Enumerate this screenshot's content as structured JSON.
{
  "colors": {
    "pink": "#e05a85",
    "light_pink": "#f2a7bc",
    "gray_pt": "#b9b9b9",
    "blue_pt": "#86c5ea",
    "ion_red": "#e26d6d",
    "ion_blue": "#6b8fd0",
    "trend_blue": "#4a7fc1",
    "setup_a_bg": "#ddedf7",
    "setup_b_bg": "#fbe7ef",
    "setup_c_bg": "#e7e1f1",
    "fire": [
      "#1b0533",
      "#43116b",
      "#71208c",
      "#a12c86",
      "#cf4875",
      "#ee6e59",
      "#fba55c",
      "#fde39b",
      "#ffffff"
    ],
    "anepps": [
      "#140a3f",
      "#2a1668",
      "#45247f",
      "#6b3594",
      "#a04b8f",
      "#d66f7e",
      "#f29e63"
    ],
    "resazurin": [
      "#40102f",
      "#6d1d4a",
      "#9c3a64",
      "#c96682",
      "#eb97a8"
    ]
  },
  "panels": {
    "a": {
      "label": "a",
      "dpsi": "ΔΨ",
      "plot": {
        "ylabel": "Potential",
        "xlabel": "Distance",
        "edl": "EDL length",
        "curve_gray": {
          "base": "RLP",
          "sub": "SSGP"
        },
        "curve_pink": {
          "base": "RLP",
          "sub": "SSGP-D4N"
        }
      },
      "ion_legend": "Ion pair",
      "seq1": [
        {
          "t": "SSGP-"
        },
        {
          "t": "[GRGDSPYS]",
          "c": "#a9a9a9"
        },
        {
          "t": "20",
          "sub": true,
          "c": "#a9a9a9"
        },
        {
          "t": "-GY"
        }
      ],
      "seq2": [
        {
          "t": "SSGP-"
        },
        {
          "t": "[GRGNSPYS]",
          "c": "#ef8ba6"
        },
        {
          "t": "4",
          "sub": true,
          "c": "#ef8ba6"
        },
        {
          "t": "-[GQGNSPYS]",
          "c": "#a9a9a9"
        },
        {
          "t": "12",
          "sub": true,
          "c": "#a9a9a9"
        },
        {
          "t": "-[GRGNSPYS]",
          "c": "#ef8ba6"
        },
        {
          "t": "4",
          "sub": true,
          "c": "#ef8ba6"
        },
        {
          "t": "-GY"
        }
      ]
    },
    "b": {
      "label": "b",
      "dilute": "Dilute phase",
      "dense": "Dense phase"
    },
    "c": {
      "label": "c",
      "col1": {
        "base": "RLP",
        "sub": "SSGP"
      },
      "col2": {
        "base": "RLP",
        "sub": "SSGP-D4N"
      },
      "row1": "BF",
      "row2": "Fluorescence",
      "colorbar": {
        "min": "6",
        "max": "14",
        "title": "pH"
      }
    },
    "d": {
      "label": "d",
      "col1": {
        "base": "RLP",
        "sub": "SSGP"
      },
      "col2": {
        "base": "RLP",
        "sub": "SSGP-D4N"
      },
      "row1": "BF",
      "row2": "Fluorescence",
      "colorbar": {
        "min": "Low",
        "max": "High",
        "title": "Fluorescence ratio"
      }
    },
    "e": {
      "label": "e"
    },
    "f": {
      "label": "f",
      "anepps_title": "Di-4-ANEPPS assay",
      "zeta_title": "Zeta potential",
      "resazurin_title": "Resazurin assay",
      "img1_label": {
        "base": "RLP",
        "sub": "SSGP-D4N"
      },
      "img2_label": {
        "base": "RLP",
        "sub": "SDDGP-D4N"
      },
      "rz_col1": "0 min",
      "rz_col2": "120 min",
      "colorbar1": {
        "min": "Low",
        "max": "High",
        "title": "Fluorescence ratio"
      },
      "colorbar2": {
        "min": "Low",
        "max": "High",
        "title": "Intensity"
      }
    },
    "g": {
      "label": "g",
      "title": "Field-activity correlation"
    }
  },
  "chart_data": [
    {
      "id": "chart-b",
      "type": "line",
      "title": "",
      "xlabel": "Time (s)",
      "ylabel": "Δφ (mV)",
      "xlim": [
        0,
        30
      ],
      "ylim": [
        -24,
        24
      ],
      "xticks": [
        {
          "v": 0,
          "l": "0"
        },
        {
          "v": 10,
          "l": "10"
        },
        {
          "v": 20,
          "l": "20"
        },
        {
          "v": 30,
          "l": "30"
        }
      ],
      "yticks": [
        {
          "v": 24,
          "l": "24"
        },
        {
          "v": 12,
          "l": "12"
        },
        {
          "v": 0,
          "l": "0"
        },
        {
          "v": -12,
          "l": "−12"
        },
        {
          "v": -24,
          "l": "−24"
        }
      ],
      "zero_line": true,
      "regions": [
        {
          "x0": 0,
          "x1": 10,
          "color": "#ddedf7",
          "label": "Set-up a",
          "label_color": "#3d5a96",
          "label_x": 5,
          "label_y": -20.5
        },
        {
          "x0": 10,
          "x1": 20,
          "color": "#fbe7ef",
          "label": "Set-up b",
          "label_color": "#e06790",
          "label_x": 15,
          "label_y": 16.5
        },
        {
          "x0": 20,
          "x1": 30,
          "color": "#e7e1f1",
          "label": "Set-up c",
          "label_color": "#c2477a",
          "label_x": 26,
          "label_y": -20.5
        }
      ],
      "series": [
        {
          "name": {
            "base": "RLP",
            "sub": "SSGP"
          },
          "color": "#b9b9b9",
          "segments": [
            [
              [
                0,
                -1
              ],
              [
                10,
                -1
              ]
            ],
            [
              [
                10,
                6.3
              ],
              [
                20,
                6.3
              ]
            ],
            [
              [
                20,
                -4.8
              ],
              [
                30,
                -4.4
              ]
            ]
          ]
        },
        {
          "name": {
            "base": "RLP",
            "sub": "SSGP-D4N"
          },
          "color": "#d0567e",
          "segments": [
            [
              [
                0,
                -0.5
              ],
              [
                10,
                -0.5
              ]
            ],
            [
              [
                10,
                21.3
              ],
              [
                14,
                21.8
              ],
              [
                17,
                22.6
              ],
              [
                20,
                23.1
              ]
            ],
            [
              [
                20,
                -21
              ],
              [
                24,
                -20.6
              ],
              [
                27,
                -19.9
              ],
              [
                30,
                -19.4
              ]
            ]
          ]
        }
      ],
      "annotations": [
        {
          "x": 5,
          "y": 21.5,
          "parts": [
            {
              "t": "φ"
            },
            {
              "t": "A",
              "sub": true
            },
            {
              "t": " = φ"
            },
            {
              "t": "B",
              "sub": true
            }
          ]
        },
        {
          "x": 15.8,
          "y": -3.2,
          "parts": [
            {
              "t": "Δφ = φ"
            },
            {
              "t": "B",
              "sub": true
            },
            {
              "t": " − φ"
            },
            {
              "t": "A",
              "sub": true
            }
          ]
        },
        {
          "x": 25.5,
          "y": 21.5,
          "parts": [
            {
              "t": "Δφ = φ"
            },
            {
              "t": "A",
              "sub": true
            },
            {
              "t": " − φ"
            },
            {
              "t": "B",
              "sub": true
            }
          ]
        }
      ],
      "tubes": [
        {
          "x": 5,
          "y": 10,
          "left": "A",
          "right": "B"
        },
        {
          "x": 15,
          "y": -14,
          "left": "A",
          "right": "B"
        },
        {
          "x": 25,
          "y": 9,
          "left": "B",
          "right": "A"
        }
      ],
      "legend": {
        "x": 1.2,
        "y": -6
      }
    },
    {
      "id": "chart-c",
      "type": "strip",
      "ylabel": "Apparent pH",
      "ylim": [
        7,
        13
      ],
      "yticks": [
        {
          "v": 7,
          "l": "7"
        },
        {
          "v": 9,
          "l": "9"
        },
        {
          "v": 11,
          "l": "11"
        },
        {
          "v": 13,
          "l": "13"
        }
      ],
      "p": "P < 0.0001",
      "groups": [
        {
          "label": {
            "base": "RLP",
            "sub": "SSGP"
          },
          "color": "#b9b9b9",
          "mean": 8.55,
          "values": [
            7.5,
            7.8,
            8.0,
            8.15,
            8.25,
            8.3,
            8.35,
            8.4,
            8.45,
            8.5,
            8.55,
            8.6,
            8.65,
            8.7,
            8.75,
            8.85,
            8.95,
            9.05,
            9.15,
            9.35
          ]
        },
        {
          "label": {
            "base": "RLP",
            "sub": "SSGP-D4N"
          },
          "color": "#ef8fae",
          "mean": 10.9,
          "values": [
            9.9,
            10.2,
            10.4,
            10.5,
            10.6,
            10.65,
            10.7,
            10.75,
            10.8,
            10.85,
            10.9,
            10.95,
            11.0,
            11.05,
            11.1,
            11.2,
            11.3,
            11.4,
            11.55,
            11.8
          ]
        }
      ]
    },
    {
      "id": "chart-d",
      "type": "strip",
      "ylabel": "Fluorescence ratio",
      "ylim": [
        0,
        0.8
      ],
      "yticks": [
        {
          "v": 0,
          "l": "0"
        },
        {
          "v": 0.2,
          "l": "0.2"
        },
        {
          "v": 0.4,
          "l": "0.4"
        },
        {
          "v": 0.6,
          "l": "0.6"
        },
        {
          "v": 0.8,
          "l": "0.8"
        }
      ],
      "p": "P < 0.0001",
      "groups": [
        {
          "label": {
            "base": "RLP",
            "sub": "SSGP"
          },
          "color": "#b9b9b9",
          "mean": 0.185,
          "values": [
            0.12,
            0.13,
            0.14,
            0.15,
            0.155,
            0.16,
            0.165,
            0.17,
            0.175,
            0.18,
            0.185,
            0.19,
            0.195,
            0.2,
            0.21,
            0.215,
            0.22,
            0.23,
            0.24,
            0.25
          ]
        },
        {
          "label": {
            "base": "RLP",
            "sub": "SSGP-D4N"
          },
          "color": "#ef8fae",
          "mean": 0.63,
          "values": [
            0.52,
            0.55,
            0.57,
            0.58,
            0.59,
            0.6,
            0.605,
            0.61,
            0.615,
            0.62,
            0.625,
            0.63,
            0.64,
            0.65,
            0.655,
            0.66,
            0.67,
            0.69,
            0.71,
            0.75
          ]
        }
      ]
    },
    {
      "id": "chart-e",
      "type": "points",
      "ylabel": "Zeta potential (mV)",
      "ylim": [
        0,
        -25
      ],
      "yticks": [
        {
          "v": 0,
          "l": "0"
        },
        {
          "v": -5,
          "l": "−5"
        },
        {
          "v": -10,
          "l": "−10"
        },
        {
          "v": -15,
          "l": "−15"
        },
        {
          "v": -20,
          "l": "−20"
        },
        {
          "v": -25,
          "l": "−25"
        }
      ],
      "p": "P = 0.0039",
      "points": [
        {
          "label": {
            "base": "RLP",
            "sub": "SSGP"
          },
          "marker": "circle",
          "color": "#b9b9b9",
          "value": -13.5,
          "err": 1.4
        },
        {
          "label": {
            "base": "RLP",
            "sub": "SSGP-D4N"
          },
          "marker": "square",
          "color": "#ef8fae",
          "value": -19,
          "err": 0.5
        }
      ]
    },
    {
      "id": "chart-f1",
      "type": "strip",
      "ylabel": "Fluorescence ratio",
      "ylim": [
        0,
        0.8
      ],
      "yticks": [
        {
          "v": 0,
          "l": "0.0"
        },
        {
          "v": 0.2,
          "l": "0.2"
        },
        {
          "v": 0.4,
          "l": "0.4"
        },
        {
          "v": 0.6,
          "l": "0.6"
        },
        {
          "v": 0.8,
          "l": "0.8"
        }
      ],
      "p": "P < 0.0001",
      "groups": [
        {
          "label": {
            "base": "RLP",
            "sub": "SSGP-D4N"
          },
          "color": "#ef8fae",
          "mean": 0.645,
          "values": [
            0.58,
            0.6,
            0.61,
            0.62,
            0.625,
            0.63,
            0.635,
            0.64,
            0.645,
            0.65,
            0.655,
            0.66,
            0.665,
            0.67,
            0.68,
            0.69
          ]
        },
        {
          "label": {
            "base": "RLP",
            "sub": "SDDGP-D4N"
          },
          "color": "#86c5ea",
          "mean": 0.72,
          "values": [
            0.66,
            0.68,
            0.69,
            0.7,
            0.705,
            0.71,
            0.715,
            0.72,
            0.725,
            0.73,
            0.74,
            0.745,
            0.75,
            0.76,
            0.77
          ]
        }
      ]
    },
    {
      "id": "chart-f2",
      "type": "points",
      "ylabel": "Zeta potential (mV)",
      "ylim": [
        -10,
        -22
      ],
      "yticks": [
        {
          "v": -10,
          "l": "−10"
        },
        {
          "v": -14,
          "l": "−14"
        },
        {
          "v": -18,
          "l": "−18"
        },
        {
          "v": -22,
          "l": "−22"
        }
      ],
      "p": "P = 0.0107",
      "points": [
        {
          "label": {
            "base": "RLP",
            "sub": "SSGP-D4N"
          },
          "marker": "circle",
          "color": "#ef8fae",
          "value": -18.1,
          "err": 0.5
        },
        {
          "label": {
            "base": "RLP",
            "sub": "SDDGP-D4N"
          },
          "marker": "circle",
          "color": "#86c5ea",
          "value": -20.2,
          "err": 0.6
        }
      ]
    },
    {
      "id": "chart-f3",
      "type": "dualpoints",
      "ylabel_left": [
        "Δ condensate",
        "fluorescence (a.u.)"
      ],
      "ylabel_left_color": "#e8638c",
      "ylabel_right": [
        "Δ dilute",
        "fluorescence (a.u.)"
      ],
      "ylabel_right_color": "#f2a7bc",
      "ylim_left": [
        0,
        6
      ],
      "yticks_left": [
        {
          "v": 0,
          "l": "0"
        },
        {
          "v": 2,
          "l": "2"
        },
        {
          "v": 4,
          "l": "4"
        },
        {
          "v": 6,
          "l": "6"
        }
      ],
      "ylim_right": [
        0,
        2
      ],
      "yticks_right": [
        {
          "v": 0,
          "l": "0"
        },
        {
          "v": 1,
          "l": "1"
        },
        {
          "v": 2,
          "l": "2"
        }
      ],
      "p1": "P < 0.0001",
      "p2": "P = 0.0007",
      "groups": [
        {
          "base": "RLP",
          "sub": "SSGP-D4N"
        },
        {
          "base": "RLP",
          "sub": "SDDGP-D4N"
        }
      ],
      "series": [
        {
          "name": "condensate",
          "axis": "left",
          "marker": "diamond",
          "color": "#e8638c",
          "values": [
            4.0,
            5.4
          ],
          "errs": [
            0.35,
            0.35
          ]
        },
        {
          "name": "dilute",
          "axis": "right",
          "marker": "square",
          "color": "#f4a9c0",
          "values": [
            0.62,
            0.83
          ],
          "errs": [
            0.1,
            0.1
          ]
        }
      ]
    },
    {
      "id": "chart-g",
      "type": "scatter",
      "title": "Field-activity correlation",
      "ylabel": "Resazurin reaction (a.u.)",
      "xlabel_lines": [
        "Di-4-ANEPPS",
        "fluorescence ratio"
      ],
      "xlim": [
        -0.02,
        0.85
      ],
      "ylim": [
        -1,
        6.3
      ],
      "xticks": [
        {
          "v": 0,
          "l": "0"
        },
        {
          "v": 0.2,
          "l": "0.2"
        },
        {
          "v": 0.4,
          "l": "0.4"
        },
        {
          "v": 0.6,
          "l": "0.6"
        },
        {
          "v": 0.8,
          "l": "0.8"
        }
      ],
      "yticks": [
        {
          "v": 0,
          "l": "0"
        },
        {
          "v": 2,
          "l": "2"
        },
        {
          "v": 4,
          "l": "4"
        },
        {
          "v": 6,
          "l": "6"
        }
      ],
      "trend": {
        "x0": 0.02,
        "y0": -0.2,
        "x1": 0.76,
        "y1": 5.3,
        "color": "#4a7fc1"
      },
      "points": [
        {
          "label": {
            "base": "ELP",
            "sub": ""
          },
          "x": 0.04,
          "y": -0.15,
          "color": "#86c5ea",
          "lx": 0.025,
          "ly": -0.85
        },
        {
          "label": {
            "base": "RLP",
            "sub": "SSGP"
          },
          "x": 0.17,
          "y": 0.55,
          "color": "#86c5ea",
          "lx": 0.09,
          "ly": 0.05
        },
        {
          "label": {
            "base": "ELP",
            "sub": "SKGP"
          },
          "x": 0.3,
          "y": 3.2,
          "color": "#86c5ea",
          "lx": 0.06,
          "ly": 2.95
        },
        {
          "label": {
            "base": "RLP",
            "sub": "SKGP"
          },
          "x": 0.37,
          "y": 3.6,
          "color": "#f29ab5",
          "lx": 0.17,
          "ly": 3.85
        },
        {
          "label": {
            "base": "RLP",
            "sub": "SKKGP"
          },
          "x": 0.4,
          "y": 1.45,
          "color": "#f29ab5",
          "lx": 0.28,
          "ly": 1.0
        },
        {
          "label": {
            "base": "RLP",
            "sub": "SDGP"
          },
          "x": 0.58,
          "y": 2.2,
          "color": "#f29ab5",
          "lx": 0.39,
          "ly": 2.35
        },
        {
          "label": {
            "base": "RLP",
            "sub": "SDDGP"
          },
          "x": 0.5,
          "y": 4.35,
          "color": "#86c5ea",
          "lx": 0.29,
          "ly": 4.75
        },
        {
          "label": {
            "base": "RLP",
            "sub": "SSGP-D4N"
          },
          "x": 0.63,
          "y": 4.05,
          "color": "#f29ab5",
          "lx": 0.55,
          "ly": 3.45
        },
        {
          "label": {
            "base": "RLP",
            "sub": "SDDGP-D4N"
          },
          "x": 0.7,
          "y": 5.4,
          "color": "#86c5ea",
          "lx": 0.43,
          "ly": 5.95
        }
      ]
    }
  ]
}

What you should do → Count the lines of the records that include the word "name", please, and report the number alone.

Response to this task → 4